ACTIONS À MENER:
**A)** D'après le texte sur le financement des documentaires, quelle organisation juge qu'il y a trop de petites maisons de production ?
**B)** Prolongez le texte sur le financement des documentaires à la suite de sa dernière phrase.

PAGE:
____

Je ne sais pas si on peut parler de critères de réussite. Ce qu’on peut espérer d’un tel dispositif, c’est qu’un certain nombre de sociétés qui ont une activité régulière et importante en matière de documentaires trouvent les fonds nécessaires pour financer leurs productions futures. C’est bien ça le but du compte automatique. Je pense que le critère de réussite sera qu’un certain nombre de sociétés se trouveront confortées par ce dispositif et pourront avoir avec les chaînes des discussions un peu plus sereines lors du montage des plans de financement. En sachant en outre que le Compte automatique leur donne la possibilité de réinvestir dans les deux ans trois quart qui suivent (puisque c’est deux ans après le 31 décembre de l’année à laquelle on a notifié le compte). Donc même si elles sont dans une mauvaise passe, ça leur permet d’attendre des jours meilleurs pour produire.
Y a-t-il « trop » de producteurs ?
Lors de nos discussions, nous avons rencontré en gros deux discours. D’un côté, il y a l’USPA qui estime, un peu comme vous, qu’il y a trop de petites maisons de production, ce qui disperse le Fonds de soutien. D’un autre côté, on peut lire par exemple dans Info Spectacles une analyse selon laquelle la force de la production en France c’est au contraire d’avoir des sociétés qui peuvent être plus ou moins actives selon le moment.
Je n’ai jamais dit qu’il y avait trop de maisons de production. C’est vous qui me le faites dire ! J’ai simplement constaté que la production de documentaires était éclatée en de nombreuses sociétés. Je ne dis pas si c’est un bien ou si c’est un mal. Je n’ai pas à avoir d’opinion sur la structure de la production. En revanche, il nous paraissait dommageable d’ouvrir des comptes qui n’aient pas d’utilité économique pour ces maisons de production.
Je pense qu’il y a des petites sociétés qui ont une activité sporadique mais de qualité et qui peuvent très bien survivre. D’ailleurs on s’aperçoit que les toutes petites structures ont une durée de survie presque supérieure à celle des structures moyennes. On a le sentiment qu’entre les petites et les grandes il n’y a pas tellement de place. Soit on a dépassé un seuil critique et on arrive à bien vivre, soit on reste à un niveau petit et très artisanal et on s’en sort. Mais dès qu’on se trouve dans une zone intermédiaire où les carnets de commandes gonflent alors qu’on n’a pas vraiment les moyens de suivre, notamment en trésorerie et en capital, on est en difficulté.

____

DONNÉES FOURNIES:
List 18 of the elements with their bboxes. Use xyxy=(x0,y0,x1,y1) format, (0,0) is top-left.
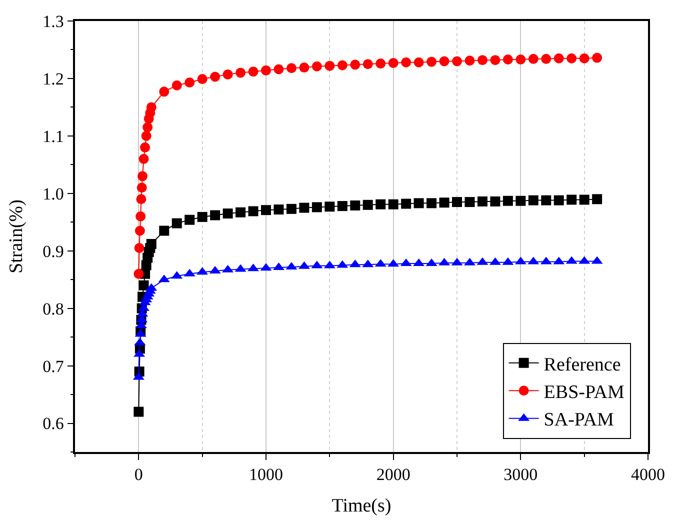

____

RÉPONSES PAR CONSIGNE:
**A)** L'USPA.

**B)**
Je ne condamne pas les petites sociétés. Je dis simplement que pour nos mécanismes d’aide, nous avons deux façons d’intervenir qui sont adaptées à deux types de structures différentes. Le Compte de soutien automatique est fait pour des sociétés qui ont quand même un volume de production important. Il n’a d’intérêt qu’à partir du moment où il a un certain montant, sinon il ne sert à rien dans la négociation avec les chaînes. C’est une fausse sécurité parce que de toutes façons il implique, pour monter une production, de revenir au sélectif. En plus il distrait un volume d’argent qui ne sera pas utilisé pour cette année et qui est nécessaire à la production.
Et d’autre part nous avons le Compte sélectif, qui ne doit pas être considéré comme une sanction, ni comme une punition. Il s’agit d’une aide adaptée à un autre type de situation, destinée à des activités moins régulières de petites sociétés qui ont parfois des produits très haut de gamme, et qui permet de les aider quand elles en ont besoin, sans pour autant mobiliser de l’argent.
Et ce double dispositif est destiné à perdurer ?
Oui. En tout cas dans l’état actuel de la réglementation, il n’a jamais été envisagé de supprimer le sélectif. D’ailleurs, cette année, on a plutôt un léger renforcement (200 millions contre 180 millions l’an dernier). De toutes façons, il n’est pas question de changer la clause de répartition qui est de 70 % pour l’automatique et de 30% pour le sélectif. Bien que nous ayons beaucoup de pression au sélectif, nous n’envisageons pas de diminuer l’enveloppe de l’automatique au profit du sélectif, car ce serait accroître la fragilité de la production. Mais encore une fois, l’aide du sélectif n’est pas une sanction.
Qui accède ?
En ce qui concerne les seuils d’accès, nous avons cru comprendre qu’à l’issue d’une discussion assez longue et difficile avec un certain nombre de partenaires, on avait abouti à une sorte de compromis, exprimé en terme d’heures et non pas de montant, à savoir six heures de diffusées sur trois ans…
Vous confondez deux choses. Il y a le seuil d’accès nécessaire à l’ouverture d’un Compte automatique. Ce seuil, et c’est peut-être discutable, est fixé en volume financier, soit 500 000 F. Ce compte s’appuie sur les diffusions de l’année précédente. Les diffusions de 1992 généreront un compte 1993 et nous vérifierons si le seuil de 500 000 F est atteint. Cette somme correspond à peu près à deux heures diffusées. Un autre problème nous a été posé par des professionnels qui avaient eu par exemple une activité en 1991 ou en 1990 et qui, tombant mal par rapport à la date du décret, vont être sanctionnés alors qu’ils ont pu avoir une activité extrêmement florissante les années précédentes. On a donc imaginé une mesure de transition qui permette d’entrer dans le système et qui a été effectivement exprimée en heures et non pas en volume financier. En d’autres termes, si une société de production a diffusé dans les trois années précédentes au moins six heures de documentaires, preuve d’une activité régulière, nous sommes d’accord pour la rattraper et lui ouvrir un compte de 500.000F forfaitairement. Mais il s’agit là uniquement d’une mesure transitoire.
Où vont les documentaires produits ?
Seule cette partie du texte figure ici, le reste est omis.